Supplied passage
Ayaka Fujii: body, space, and inbetween

I am writing from Suzhou, China, a city I lived in for a long time. The familiar comforts of home, its intricacies that I feel can’t be articulated or recognized until one leaves and returns, are filled with memory and nostalgia. A place that one returns to. A place that one has dwelled in repeatedly, cumulating and cumulating. But, there is much more that exists beyond the physicalities of such a physical space and the bodies that inhabit it. How does house become home? Given the multinational/multicultural nature of my close family, this is a question that is rooted deeply in me, as home has never quite been one locale, but an ever shifting constellation. This mild tension within, spills into this project – how house becomes home, is synonymous – on a different scale – to how space becomes place.

Parts of the exercise
[a] Translate the sentence "How does house become home?" from the passage on house and home into Spanish.
[b] Continue the passage on house and home from its final sentence, keeping its reflective first-person voice.
The records that follow were taken from a separate source and are unrelated to the passage on house and home.

(Data items)

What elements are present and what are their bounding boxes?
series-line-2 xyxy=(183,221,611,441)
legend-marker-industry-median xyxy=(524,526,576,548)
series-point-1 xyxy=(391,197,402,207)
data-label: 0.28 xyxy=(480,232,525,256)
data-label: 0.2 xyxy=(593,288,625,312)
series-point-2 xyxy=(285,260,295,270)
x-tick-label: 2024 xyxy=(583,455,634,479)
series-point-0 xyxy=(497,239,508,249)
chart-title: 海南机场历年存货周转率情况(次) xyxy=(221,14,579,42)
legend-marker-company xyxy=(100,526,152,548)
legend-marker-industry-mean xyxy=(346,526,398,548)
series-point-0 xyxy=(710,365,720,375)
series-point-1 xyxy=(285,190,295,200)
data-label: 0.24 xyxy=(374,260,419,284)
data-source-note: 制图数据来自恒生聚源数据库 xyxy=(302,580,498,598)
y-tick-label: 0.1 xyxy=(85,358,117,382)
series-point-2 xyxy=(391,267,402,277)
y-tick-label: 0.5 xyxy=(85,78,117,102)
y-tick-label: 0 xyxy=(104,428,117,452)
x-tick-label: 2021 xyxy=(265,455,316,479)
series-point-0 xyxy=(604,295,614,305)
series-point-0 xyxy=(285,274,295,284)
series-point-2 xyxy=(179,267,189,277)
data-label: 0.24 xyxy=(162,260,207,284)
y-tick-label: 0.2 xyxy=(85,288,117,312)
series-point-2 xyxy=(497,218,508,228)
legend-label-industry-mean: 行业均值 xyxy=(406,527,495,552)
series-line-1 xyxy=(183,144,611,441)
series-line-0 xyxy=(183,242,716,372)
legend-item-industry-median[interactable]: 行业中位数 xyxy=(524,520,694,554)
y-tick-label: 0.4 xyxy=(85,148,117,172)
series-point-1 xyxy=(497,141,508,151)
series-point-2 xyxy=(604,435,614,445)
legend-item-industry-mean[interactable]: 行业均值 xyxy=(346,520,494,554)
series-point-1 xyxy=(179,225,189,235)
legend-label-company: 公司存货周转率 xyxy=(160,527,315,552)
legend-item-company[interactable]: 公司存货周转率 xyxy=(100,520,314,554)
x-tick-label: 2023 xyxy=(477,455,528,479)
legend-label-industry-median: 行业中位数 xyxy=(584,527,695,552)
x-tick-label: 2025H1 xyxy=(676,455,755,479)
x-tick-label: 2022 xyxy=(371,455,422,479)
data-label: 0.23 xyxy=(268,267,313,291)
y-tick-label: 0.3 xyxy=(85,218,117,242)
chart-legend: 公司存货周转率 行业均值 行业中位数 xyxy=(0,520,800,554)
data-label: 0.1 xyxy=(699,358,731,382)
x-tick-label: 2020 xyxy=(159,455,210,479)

Expected responses
[a] ¿Cómo se convierte una casa en un hogar?

[b]
As I have left Kyoto now, it is time to reflect deeply, analyze and develop this project further. In truth, I have been questioning why I chose to go to Kyoto both for reasons within and outside of this project. My perception of Kyoto – before living there for 3 weeks – was a sub-consciously extrapolated space fabricated by my cultural upbringing as part Japanese, awareness of Japanese culture, my childhood experiences of traveling to Kyoto, an appreciation for its countless religious and spiritual spaces (from which Kyoto is known for), and curiosity towards the performing arts there. There is also a deep desire to reconnect with cultural roots, having not fully ever had a time in my life to do so, especially in an ancient capital of Japan. The challenge my project offers me is to realize and react against the dis-embodiment that can occur through dominant socio-cultural, geographic narratives stimulated by tourism and commercial and social media. Instead this project is inviting an exploration into inbetweens, delineating from the desire to do but rather to bring new awareness, little by little, to alternative modes of noticing and inhabiting in such a way that loosens the rigidity of urban pace and productivity, generates a contemplative stillness, and bridges both inner and outer landscape (body and space).

Reflections on sense of place have continued and shifted from seeking to understand place-identity and place-making, to a more intimate process that explores the inter-activity between oneself and the environment. I am exploring metaphors of the body as landscape containing an inner terrain, and how such an inner terrain interacts with the outer environment. This aspect of my project has been where Butoh – a post-modern performance art – has been particularly relevant. An intersection that arises from spatial observations in Kyoto and in Butoh workshops is the concept of Ma (間), a philosophic, cultural, spatial and temporal concept. Ma contains multidimensional meanings, among them: the in-between, distance, and the inseparable relationship between space and time. In the essay “Ma: Space, Place, Void” in Kyoto Journal, Gunter Nitschke, writer and professor of East Asian architecture and urbanism writes on ma as both a spatial and temporal concept.

“space is a time-structured process, and time is a space-structured process” (Nischke)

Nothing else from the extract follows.